A block of data

-----

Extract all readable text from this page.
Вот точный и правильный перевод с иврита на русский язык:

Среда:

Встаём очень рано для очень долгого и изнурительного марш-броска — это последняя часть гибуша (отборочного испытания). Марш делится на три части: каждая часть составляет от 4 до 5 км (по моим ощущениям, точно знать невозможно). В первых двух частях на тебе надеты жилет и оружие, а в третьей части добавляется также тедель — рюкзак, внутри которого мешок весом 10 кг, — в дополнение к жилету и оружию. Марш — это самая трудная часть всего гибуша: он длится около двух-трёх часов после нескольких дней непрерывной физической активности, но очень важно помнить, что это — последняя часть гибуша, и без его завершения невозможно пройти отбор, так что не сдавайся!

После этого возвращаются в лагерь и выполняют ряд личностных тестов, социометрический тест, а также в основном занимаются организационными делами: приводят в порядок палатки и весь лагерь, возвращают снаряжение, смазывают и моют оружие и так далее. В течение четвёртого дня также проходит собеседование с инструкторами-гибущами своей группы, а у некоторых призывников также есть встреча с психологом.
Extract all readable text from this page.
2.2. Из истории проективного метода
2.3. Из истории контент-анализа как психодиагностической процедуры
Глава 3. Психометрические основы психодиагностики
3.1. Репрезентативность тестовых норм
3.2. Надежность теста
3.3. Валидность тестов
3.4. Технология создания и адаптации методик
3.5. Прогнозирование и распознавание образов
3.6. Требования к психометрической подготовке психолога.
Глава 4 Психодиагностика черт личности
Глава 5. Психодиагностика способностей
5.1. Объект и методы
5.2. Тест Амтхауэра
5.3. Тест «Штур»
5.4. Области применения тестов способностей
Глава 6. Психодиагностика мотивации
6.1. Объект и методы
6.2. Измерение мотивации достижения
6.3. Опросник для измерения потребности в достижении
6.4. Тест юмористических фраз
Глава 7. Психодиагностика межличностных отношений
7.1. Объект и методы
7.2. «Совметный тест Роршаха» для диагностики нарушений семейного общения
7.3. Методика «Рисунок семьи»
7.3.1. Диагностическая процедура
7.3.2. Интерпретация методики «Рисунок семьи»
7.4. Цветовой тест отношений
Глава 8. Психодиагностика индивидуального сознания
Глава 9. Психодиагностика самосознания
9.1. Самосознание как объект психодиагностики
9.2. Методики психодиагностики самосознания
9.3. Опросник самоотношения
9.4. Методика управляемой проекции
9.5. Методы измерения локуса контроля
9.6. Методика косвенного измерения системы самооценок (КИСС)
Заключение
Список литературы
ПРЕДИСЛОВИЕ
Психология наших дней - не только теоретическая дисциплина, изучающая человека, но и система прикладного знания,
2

-----

EXERCISE AIM ->
Restate the data above exactly, keeping each word as it stands.

EXERCISE ANSWER ->
Extract all readable text from this page.
Вот точный и правильный перевод с иврита на русский язык:

Среда:

Встаём очень рано для очень долгого и изнурительного марш-броска — это последняя часть гибуша (отборочного испытания). Марш делится на три части: каждая часть составляет от 4 до 5 км (по моим ощущениям, точно знать невозможно). В первых двух частях на тебе надеты жилет и оружие, а в третьей части добавляется также тедель — рюкзак, внутри которого мешок весом 10 кг, — в дополнение к жилету и оружию. Марш — это самая трудная часть всего гибуша: он длится около двух-трёх часов после нескольких дней непрерывной физической активности, но очень важно помнить, что это — последняя часть гибуша, и без его завершения невозможно пройти отбор, так что не сдавайся!

После этого возвращаются в лагерь и выполняют ряд личностных тестов, социометрический тест, а также в основном занимаются организационными делами: приводят в порядок палатки и весь лагерь, возвращают снаряжение, смазывают и моют оружие и так далее. В течение четвёртого дня также проходит собеседование с инструкторами-гибущами своей группы, а у некоторых призывников также есть встреча с психологом.
Extract all readable text from this page.
2.2. Из истории проективного метода
2.3. Из истории контент-анализа как психодиагностической процедуры
Глава 3. Психометрические основы психодиагностики
3.1. Репрезентативность тестовых норм
3.2. Надежность теста
3.3. Валидность тестов
3.4. Технология создания и адаптации методик
3.5. Прогнозирование и распознавание образов
3.6. Требования к психометрической подготовке психолога.
Глава 4 Психодиагностика черт личности
Глава 5. Психодиагностика способностей
5.1. Объект и методы
5.2. Тест Амтхауэра
5.3. Тест «Штур»
5.4. Области применения тестов способностей
Глава 6. Психодиагностика мотивации
6.1. Объект и методы
6.2. Измерение мотивации достижения
6.3. Опросник для измерения потребности в достижении
6.4. Тест юмористических фраз
Глава 7. Психодиагностика межличностных отношений
7.1. Объект и методы
7.2. «Совметный тест Роршаха» для диагностики нарушений семейного общения
7.3. Методика «Рисунок семьи»
7.3.1. Диагностическая процедура
7.3.2. Интерпретация методики «Рисунок семьи»
7.4. Цветовой тест отношений
Глава 8. Психодиагностика индивидуального сознания
Глава 9. Психодиагностика самосознания
9.1. Самосознание как объект психодиагностики
9.2. Методики психодиагностики самосознания
9.3. Опросник самоотношения
9.4. Методика управляемой проекции
9.5. Методы измерения локуса контроля
9.6. Методика косвенного измерения системы самооценок (КИСС)
Заключение
Список литературы
ПРЕДИСЛОВИЕ
Психология наших дней - не только теоретическая дисциплина, изучающая человека, но и система прикладного знания,
2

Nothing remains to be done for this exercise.